BEGIN Supplied records

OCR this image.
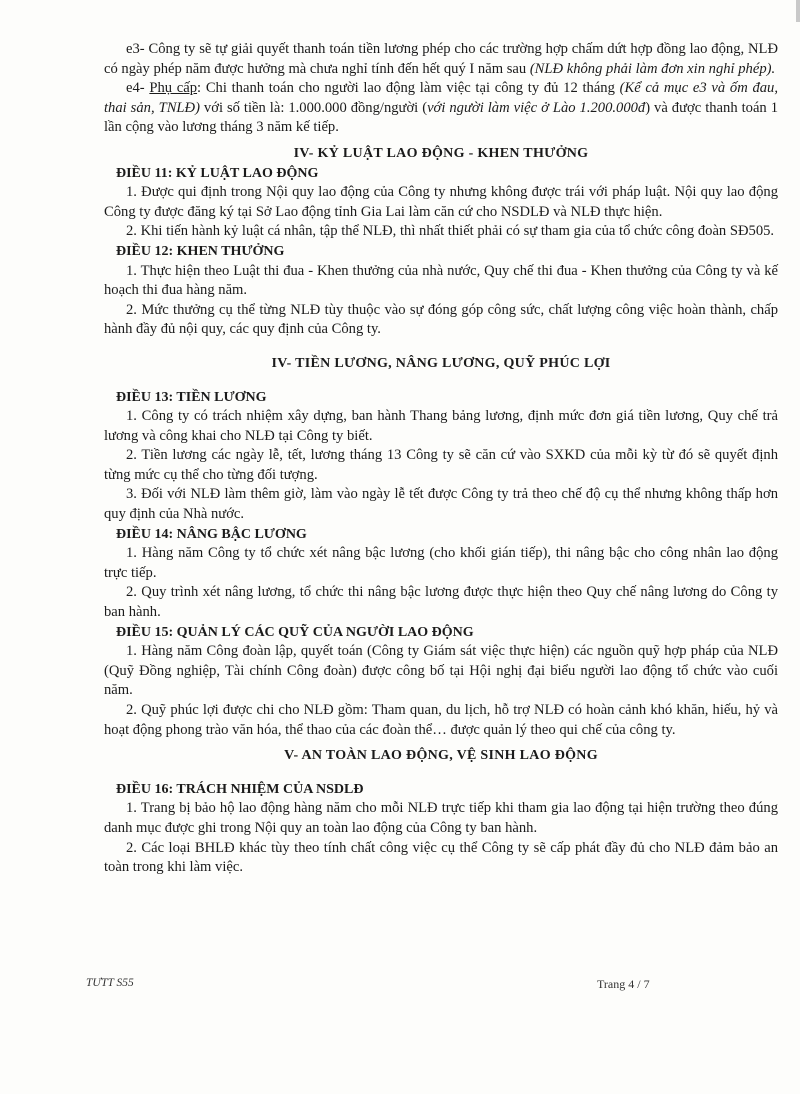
e3- Công ty sẽ tự giải quyết thanh toán tiền lương phép cho các trường hợp chấm dứt hợp đồng lao động, NLĐ có ngày phép năm được hưởng mà chưa nghỉ tính đến hết quý I năm sau (NLĐ không phải làm đơn xin nghỉ phép).

e4- Phụ cấp: Chi thanh toán cho người lao động làm việc tại công ty đủ 12 tháng (Kể cả mục e3 và ốm đau, thai sản, TNLĐ) với số tiền là: 1.000.000 đồng/người (với người làm việc ở Lào 1.200.000đ) và được thanh toán 1 lần cộng vào lương tháng 3 năm kế tiếp.

IV- KỶ LUẬT LAO ĐỘNG - KHEN THƯỞNG

ĐIỀU 11: KỶ LUẬT LAO ĐỘNG

1. Được qui định trong Nội quy lao động của Công ty nhưng không được trái với pháp luật. Nội quy lao động Công ty được đăng ký tại Sở Lao động tỉnh Gia Lai làm căn cứ cho NSDLĐ và NLĐ thực hiện.

2. Khi tiến hành kỷ luật cá nhân, tập thể NLĐ, thì nhất thiết phải có sự tham gia của tổ chức công đoàn SĐ505.

ĐIỀU 12: KHEN THƯỞNG

1. Thực hiện theo Luật thi đua - Khen thưởng của nhà nước, Quy chế thi đua - Khen thưởng của Công ty và kế hoạch thi đua hàng năm.

2. Mức thưởng cụ thể từng NLĐ tùy thuộc vào sự đóng góp công sức, chất lượng công việc hoàn thành, chấp hành đầy đủ nội quy, các quy định của Công ty.

IV- TIỀN LƯƠNG, NÂNG LƯƠNG, QUỸ PHÚC LỢI

ĐIỀU 13: TIỀN LƯƠNG

1. Công ty có trách nhiệm xây dựng, ban hành Thang bảng lương, định mức đơn giá tiền lương, Quy chế trả lương và công khai cho NLĐ tại Công ty biết.

2. Tiền lương các ngày lễ, tết, lương tháng 13 Công ty sẽ căn cứ vào SXKD của mỗi kỳ từ đó sẽ quyết định từng mức cụ thể cho từng đối tượng.

3. Đối với NLĐ làm thêm giờ, làm vào ngày lễ tết được Công ty trả theo chế độ cụ thể nhưng không thấp hơn quy định của Nhà nước.

ĐIỀU 14: NÂNG BẬC LƯƠNG

1. Hàng năm Công ty tổ chức xét nâng bậc lương (cho khối gián tiếp), thi nâng bậc cho công nhân lao động trực tiếp.

2. Quy trình xét nâng lương, tổ chức thi nâng bậc lương được thực hiện theo Quy chế nâng lương do Công ty ban hành.

ĐIỀU 15: QUẢN LÝ CÁC QUỸ CỦA NGƯỜI LAO ĐỘNG

1. Hàng năm Công đoàn lập, quyết toán (Công ty Giám sát việc thực hiện) các nguồn quỹ hợp pháp của NLĐ (Quỹ Đồng nghiệp, Tài chính Công đoàn) được công bố tại Hội nghị đại biểu người lao động tổ chức vào cuối năm.

2. Quỹ phúc lợi được chi cho NLĐ gồm: Tham quan, du lịch, hỗ trợ NLĐ có hoàn cảnh khó khăn, hiếu, hỷ và hoạt động phong trào văn hóa, thể thao của các đoàn thể… được quản lý theo qui chế của công ty.

V- AN TOÀN LAO ĐỘNG, VỆ SINH LAO ĐỘNG

ĐIỀU 16: TRÁCH NHIỆM CỦA NSDLĐ

1. Trang bị bảo hộ lao động hàng năm cho mỗi NLĐ trực tiếp khi tham gia lao động tại hiện trường theo đúng danh mục được ghi trong Nội quy an toàn lao động của Công ty ban hành.

2. Các loại BHLĐ khác tùy theo tính chất công việc cụ thể Công ty sẽ cấp phát đầy đủ cho NLĐ đảm bảo an toàn trong khi làm việc.

TƯTT S55	Trang 4 / 7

END Supplied records

Only the count is needed: the number of lines in the data that include the word "ĐIỀU".

**Answer to the exercise:** 6